• [問題]
• 1. 中国経済に関する文章のうち、「中国経済の高度成長を振り返る」で始まり「ってしまうこともありました。」で終わる部分を、一字一句違えずに書き写しなさい。
• 2. 中国経済に関する文章を読んで、次の問いに答えなさい。
(a) 中国はその成長力によって、どの地域をけん引してきたか。
(b) 中華人民共和国発足時、中国は平均何%以上の成長率を保っていたか。
(c) 見出しでは、何をきっかけに経済が成長したとされているか。
• 3. 中国経済に関する文章の続きを、最後の文の後から書き進めなさい。

• [本文抜粋]

......

誰もが知っている世界的大国である中国。中国はその成長力によってアジアをけん引してきました。これまで中国が成長してきた背景には中国が持つ国力があります。中国経済が発展してきた理由、そして中国経済の今後の見通しについて解説します。

中国経済の高度成長を振り返る

中国の高度成長は決して最近のものではありません。まずは中華人民共和国が発足したころからみていきましょう。

南巡講話をきっかけに経済が成長

中華人民共和国発足時、中国は平均6.9%以上の成長率をキープしていました。しかし、それは安定的な成長ではなく、20%以上成長する時もあれば大きなマイナス成長になってしまうこともありました。

......

• [データ抜粋]
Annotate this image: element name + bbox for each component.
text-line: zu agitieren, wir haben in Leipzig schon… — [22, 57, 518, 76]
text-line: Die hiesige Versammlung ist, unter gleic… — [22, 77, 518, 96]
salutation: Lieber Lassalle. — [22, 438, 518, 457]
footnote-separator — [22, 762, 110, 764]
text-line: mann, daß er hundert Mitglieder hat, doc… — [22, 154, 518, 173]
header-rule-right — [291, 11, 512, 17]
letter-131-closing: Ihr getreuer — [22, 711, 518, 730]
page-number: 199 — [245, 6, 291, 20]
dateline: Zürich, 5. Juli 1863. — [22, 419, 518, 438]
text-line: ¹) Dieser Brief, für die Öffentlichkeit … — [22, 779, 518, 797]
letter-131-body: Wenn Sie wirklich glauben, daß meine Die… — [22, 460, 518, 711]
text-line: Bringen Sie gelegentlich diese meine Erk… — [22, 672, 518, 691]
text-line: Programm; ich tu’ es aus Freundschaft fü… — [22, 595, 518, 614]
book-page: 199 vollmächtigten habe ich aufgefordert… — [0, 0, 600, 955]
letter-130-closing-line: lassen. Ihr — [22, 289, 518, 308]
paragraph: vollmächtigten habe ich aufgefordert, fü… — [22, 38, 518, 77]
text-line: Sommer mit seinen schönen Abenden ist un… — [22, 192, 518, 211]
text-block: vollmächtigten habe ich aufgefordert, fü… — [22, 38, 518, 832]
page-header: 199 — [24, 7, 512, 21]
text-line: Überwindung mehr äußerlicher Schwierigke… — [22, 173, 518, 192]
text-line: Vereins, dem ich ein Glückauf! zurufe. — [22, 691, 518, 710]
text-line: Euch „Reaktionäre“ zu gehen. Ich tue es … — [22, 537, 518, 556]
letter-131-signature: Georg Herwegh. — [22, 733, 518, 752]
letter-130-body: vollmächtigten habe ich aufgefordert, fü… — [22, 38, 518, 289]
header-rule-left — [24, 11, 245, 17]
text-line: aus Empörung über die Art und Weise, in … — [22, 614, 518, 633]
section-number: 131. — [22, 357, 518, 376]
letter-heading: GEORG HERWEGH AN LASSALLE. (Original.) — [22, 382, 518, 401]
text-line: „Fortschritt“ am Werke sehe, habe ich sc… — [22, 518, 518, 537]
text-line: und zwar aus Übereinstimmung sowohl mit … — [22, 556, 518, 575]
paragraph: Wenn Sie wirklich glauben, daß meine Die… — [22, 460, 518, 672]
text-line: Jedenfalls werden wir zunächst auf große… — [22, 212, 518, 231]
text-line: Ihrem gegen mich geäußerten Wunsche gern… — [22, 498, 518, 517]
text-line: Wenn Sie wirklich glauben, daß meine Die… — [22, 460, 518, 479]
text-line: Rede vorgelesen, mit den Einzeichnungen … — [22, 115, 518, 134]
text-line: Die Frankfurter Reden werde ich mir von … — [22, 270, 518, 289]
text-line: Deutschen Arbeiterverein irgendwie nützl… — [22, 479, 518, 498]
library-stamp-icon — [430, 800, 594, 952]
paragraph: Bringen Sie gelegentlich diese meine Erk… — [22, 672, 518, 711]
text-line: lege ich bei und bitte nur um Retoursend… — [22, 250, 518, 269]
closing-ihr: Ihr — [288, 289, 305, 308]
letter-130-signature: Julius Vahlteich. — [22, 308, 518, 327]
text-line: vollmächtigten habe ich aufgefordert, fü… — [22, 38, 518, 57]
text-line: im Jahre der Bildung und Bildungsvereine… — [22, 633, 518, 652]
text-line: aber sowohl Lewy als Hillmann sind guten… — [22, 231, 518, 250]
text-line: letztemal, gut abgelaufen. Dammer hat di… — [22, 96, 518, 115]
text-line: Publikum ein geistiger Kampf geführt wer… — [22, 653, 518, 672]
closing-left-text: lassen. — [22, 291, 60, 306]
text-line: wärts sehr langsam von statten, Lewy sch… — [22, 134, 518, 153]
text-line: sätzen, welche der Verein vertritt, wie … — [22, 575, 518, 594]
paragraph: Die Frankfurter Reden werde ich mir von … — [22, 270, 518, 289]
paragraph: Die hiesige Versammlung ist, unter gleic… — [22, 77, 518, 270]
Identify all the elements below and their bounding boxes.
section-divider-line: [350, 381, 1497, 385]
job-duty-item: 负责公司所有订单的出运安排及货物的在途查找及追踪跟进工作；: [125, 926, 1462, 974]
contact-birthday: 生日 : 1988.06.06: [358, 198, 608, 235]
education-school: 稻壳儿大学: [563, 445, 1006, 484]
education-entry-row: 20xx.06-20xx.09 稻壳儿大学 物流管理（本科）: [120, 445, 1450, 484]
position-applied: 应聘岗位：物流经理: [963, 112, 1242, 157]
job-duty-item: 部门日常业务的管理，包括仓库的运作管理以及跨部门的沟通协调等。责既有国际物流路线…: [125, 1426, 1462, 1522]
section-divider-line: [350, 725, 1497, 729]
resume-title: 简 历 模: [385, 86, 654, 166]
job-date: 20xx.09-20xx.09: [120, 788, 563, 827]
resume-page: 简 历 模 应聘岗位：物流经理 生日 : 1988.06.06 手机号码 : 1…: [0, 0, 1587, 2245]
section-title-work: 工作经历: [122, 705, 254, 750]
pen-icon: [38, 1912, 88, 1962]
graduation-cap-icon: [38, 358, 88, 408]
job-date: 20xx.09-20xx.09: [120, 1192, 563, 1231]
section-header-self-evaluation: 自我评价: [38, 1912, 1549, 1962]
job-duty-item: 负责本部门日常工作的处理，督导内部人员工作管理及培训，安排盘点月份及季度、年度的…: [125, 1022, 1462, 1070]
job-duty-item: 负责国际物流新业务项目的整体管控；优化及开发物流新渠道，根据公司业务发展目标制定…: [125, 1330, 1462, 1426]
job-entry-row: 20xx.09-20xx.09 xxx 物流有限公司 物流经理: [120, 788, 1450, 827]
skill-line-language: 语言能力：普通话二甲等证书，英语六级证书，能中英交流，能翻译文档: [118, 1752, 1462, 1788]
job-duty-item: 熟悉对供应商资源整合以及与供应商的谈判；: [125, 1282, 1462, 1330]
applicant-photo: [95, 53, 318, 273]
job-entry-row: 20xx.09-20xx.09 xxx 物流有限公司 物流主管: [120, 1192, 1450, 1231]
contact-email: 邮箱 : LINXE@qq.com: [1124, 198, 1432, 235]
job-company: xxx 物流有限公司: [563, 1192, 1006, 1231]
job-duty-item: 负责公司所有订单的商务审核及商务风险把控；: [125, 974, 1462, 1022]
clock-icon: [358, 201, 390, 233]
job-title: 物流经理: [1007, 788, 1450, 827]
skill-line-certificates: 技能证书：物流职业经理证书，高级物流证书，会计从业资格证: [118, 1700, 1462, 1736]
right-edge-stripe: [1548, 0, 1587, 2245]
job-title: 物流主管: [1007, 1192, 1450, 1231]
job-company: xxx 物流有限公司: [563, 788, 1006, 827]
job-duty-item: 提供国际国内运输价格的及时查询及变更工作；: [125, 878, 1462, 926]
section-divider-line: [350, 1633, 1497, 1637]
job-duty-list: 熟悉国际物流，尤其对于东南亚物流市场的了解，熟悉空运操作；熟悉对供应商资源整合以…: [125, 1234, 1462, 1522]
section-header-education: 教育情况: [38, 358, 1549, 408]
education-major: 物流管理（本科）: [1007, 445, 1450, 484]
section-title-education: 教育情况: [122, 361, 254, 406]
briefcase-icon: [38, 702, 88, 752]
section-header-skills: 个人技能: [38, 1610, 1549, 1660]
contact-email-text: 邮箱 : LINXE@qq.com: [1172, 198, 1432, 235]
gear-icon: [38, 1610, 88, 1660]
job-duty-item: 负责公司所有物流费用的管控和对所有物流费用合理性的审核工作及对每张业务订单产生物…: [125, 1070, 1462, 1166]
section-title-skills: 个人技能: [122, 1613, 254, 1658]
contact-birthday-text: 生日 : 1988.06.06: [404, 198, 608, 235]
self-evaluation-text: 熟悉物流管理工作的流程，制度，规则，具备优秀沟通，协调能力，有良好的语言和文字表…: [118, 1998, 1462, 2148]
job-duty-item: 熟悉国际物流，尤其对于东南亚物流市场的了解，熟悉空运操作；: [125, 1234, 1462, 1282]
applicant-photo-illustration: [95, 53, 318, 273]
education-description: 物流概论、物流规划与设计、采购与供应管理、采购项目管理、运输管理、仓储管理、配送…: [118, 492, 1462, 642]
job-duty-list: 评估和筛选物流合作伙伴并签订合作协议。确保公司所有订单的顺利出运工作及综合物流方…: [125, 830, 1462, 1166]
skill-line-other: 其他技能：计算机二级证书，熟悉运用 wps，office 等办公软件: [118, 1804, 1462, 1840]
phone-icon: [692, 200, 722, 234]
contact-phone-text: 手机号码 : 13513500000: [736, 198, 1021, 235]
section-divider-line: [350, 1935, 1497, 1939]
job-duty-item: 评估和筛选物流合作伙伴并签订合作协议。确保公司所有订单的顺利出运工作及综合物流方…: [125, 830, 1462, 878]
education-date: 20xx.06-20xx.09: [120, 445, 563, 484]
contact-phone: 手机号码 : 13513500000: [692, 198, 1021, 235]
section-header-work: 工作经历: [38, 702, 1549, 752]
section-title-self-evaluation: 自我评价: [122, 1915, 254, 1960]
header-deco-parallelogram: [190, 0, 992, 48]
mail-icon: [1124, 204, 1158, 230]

......

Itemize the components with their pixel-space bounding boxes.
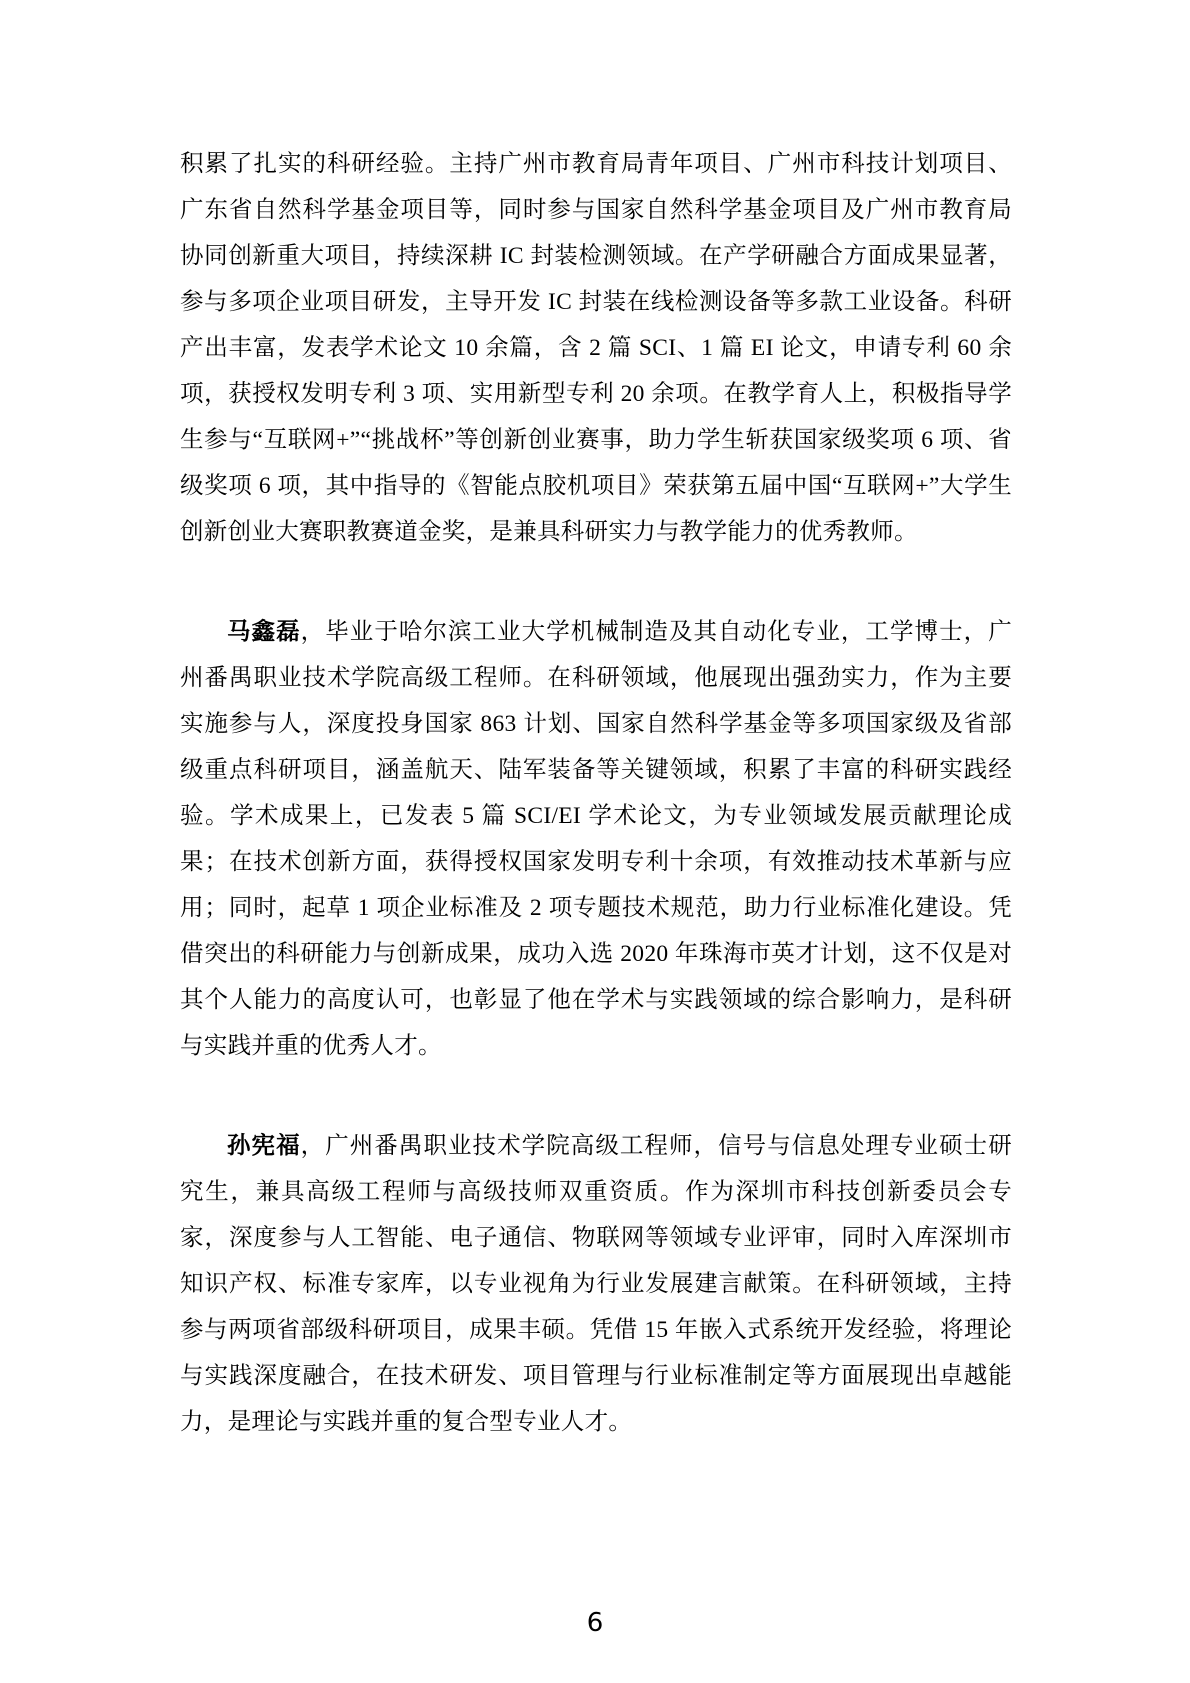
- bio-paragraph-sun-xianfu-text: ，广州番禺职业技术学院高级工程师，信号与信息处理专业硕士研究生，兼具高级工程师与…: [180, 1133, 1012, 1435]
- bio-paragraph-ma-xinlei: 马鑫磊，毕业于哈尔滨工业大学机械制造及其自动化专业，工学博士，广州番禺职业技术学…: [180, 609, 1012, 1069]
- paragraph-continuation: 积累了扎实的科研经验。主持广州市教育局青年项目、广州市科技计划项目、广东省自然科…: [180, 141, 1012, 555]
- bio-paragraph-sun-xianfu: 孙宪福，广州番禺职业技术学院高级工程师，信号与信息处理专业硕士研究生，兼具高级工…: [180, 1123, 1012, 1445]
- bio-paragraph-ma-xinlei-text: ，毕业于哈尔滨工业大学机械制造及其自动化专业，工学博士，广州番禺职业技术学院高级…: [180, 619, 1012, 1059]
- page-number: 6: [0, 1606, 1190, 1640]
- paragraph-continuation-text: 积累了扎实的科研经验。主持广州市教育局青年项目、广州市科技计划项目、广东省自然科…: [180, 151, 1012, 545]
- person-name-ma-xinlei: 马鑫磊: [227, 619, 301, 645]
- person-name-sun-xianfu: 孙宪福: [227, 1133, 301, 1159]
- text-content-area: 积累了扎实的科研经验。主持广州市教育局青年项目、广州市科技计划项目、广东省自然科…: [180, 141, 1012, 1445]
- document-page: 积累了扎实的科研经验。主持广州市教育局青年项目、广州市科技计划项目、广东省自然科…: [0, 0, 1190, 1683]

......

• [解答一覧]
• 1.
中国経済の高度成長を振り返る

中国の高度成長は決して最近のものではありません。まずは中華人民共和国が発足したころからみていきましょう。

南巡講話をきっかけに経済が成長

中華人民共和国発足時、中国は平均6.9%以上の成長率をキープしていました。しかし、それは安定的な成長ではなく、20%以上成長する時もあれば大きなマイナス成長になってしまうこともありました。

• 2.
(a) アジア
(b) 6.9%以上
(c) 南巡講話

• 3.
変化したのは1970年代後半でした。とくに1990年代からの急速な中国の経済成長は、1992年に改革・開放の促進を号令した南巡講話によって本格化したといわれています。鄧小平は湖北省、広東省、上海市を約1カ月かけて視察し、各地で改革開放を呼びかけました。このことで農村部から都市に人口が流入し、後の工業大国への進展を支えました。

市場経済のグローバル化

南巡講話をきっかけに、市場経済のグローバル化が進みました。華僑資本や外資を活用することですぐに頭角を現したのが製造業やサービス業です。WTOへも加盟をしたことで中国は世界の工場としての役割を担うようになりました。1992年からの30年ほどで米中貿易総額は200倍に拡大したのです。

中国が外貨準備高世界一になった背景

世界一の外貨準備高

中国の外貨準備高は2024年8月時点で3兆2,880億ドルです。これは2位の日本の外貨準備高1兆2,357億ドル(2024年8月末)を大きく引き離して世界一の数字です。

この外貨を稼いでいるのが中国の工場群です。中国からの輸出を決済する場合必ず国外から外貨を送金することになります。つまり、中国では国外向けの商品を製造すればするほど、外貨として還元されるという仕組みでした。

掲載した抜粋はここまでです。